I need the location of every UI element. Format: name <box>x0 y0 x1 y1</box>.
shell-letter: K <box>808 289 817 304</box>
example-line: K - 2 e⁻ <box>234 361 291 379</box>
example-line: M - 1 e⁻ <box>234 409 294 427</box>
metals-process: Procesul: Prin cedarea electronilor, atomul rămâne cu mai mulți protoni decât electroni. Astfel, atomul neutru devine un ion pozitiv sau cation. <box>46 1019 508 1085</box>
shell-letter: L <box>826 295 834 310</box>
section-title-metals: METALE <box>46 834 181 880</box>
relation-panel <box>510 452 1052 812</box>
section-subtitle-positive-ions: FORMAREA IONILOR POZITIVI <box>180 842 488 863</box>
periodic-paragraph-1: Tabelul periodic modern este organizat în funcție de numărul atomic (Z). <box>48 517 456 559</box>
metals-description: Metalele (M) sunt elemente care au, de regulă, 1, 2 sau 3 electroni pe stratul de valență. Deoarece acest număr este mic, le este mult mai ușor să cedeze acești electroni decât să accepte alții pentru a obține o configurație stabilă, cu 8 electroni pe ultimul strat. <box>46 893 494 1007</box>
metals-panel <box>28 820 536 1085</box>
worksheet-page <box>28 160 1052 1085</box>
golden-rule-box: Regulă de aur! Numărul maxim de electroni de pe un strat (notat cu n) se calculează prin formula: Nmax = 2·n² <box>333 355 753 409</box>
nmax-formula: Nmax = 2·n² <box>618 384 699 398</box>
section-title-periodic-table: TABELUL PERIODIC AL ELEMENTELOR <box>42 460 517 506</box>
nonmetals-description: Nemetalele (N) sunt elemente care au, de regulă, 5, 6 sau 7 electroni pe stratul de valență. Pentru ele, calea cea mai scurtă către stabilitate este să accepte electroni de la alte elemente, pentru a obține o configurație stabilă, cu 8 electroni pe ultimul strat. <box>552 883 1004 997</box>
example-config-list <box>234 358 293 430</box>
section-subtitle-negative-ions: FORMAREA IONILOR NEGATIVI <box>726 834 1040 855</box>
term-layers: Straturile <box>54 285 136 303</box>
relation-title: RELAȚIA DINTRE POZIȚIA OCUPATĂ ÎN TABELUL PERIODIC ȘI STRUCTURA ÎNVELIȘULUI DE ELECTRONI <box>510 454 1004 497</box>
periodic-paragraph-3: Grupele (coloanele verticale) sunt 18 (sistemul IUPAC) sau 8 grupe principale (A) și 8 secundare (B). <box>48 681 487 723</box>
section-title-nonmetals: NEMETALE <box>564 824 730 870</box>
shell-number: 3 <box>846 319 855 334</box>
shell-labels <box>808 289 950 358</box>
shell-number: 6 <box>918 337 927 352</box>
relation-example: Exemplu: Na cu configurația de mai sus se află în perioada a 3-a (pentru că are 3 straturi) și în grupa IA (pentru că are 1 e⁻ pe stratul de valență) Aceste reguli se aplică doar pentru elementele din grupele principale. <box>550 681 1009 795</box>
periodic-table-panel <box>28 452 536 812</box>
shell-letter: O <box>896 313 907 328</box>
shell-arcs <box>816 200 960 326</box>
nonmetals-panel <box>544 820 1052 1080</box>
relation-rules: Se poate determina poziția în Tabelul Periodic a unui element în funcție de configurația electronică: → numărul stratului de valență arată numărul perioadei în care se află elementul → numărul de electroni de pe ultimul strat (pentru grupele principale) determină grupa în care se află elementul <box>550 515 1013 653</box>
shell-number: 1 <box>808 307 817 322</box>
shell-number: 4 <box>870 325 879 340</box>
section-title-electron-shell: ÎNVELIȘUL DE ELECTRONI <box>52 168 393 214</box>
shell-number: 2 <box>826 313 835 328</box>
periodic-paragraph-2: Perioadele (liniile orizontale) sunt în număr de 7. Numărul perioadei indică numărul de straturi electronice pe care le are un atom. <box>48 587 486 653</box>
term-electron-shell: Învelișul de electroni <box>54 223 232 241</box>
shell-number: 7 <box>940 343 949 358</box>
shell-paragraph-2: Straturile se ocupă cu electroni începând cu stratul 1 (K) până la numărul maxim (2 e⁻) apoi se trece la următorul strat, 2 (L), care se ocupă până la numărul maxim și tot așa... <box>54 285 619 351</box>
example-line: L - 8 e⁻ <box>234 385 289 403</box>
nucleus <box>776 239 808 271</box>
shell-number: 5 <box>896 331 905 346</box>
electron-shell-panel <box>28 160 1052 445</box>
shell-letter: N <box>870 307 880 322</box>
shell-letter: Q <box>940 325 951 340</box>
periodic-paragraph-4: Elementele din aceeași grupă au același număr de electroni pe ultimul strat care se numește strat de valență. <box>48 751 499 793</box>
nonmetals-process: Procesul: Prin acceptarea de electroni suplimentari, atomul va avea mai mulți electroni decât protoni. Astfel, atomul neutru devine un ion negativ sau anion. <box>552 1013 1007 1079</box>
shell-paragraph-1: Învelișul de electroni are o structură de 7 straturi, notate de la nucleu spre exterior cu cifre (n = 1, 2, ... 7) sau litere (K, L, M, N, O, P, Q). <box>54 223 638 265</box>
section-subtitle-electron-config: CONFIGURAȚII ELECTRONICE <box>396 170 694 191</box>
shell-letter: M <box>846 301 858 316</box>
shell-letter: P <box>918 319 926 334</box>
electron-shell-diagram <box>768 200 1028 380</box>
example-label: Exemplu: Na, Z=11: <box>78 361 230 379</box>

┄┄┄┄┄┄┄┄┄┄┄┄┄┄┄┄┄┄┄┄

_EXERCISE REQUIREMENTS_
Retype every line of the listing above exactly as it appears.

_REPLY_
I need the location of every UI element. Format: name <box>x0 y0 x1 y1</box>.
shell-letter: K <box>808 289 817 304</box>
example-line: K - 2 e⁻ <box>234 361 291 379</box>
example-line: M - 1 e⁻ <box>234 409 294 427</box>
metals-process: Procesul: Prin cedarea electronilor, atomul rămâne cu mai mulți protoni decât electroni. Astfel, atomul neutru devine un ion pozitiv sau cation. <box>46 1019 508 1085</box>
shell-letter: L <box>826 295 834 310</box>
section-title-metals: METALE <box>46 834 181 880</box>
relation-panel <box>510 452 1052 812</box>
section-subtitle-positive-ions: FORMAREA IONILOR POZITIVI <box>180 842 488 863</box>
periodic-paragraph-1: Tabelul periodic modern este organizat în funcție de numărul atomic (Z). <box>48 517 456 559</box>
metals-description: Metalele (M) sunt elemente care au, de regulă, 1, 2 sau 3 electroni pe stratul de valență. Deoarece acest număr este mic, le este mult mai ușor să cedeze acești electroni decât să accepte alții pentru a obține o configurație stabilă, cu 8 electroni pe ultimul strat. <box>46 893 494 1007</box>
metals-panel <box>28 820 536 1085</box>
worksheet-page <box>28 160 1052 1085</box>
golden-rule-box: Regulă de aur! Numărul maxim de electroni de pe un strat (notat cu n) se calculează prin formula: Nmax = 2·n² <box>333 355 753 409</box>
nmax-formula: Nmax = 2·n² <box>618 384 699 398</box>
section-title-periodic-table: TABELUL PERIODIC AL ELEMENTELOR <box>42 460 517 506</box>
nonmetals-description: Nemetalele (N) sunt elemente care au, de regulă, 5, 6 sau 7 electroni pe stratul de valență. Pentru ele, calea cea mai scurtă către stabilitate este să accepte electroni de la alte elemente, pentru a obține o configurație stabilă, cu 8 electroni pe ultimul strat. <box>552 883 1004 997</box>
example-config-list <box>234 358 293 430</box>
section-subtitle-negative-ions: FORMAREA IONILOR NEGATIVI <box>726 834 1040 855</box>
term-layers: Straturile <box>54 285 136 303</box>
relation-title: RELAȚIA DINTRE POZIȚIA OCUPATĂ ÎN TABELUL PERIODIC ȘI STRUCTURA ÎNVELIȘULUI DE ELECTRONI <box>510 454 1004 497</box>
periodic-paragraph-3: Grupele (coloanele verticale) sunt 18 (sistemul IUPAC) sau 8 grupe principale (A) și 8 secundare (B). <box>48 681 487 723</box>
section-title-nonmetals: NEMETALE <box>564 824 730 870</box>
shell-number: 3 <box>846 319 855 334</box>
shell-labels <box>808 289 950 358</box>
shell-number: 6 <box>918 337 927 352</box>
relation-example: Exemplu: Na cu configurația de mai sus se află în perioada a 3-a (pentru că are 3 straturi) și în grupa IA (pentru că are 1 e⁻ pe stratul de valență) Aceste reguli se aplică doar pentru elementele din grupele principale. <box>550 681 1009 795</box>
periodic-table-panel <box>28 452 536 812</box>
shell-letter: O <box>896 313 907 328</box>
shell-arcs <box>816 200 960 326</box>
nonmetals-panel <box>544 820 1052 1080</box>
relation-rules: Se poate determina poziția în Tabelul Periodic a unui element în funcție de configurația electronică: → numărul stratului de valență arată numărul perioadei în care se află elementul → numărul de electroni de pe ultimul strat (pentru grupele principale) determină grupa în care se află elementul <box>550 515 1013 653</box>
shell-number: 1 <box>808 307 817 322</box>
shell-number: 4 <box>870 325 879 340</box>
section-title-electron-shell: ÎNVELIȘUL DE ELECTRONI <box>52 168 393 214</box>
shell-number: 2 <box>826 313 835 328</box>
periodic-paragraph-2: Perioadele (liniile orizontale) sunt în număr de 7. Numărul perioadei indică numărul de straturi electronice pe care le are un atom. <box>48 587 486 653</box>
term-electron-shell: Învelișul de electroni <box>54 223 232 241</box>
shell-number: 7 <box>940 343 949 358</box>
shell-paragraph-2: Straturile se ocupă cu electroni începând cu stratul 1 (K) până la numărul maxim (2 e⁻) apoi se trece la următorul strat, 2 (L), care se ocupă până la numărul maxim și tot așa... <box>54 285 619 351</box>
example-line: L - 8 e⁻ <box>234 385 289 403</box>
nucleus <box>776 239 808 271</box>
shell-number: 5 <box>896 331 905 346</box>
electron-shell-panel <box>28 160 1052 445</box>
shell-letter: N <box>870 307 880 322</box>
shell-letter: Q <box>940 325 951 340</box>
periodic-paragraph-4: Elementele din aceeași grupă au același număr de electroni pe ultimul strat care se numește strat de valență. <box>48 751 499 793</box>
nonmetals-process: Procesul: Prin acceptarea de electroni suplimentari, atomul va avea mai mulți electroni decât protoni. Astfel, atomul neutru devine un ion negativ sau anion. <box>552 1013 1007 1079</box>
shell-paragraph-1: Învelișul de electroni are o structură de 7 straturi, notate de la nucleu spre exterior cu cifre (n = 1, 2, ... 7) sau litere (K, L, M, N, O, P, Q). <box>54 223 638 265</box>
section-subtitle-electron-config: CONFIGURAȚII ELECTRONICE <box>396 170 694 191</box>
shell-letter: M <box>846 301 858 316</box>
shell-letter: P <box>918 319 926 334</box>
electron-shell-diagram <box>768 200 1028 380</box>
example-label: Exemplu: Na, Z=11: <box>78 361 230 379</box>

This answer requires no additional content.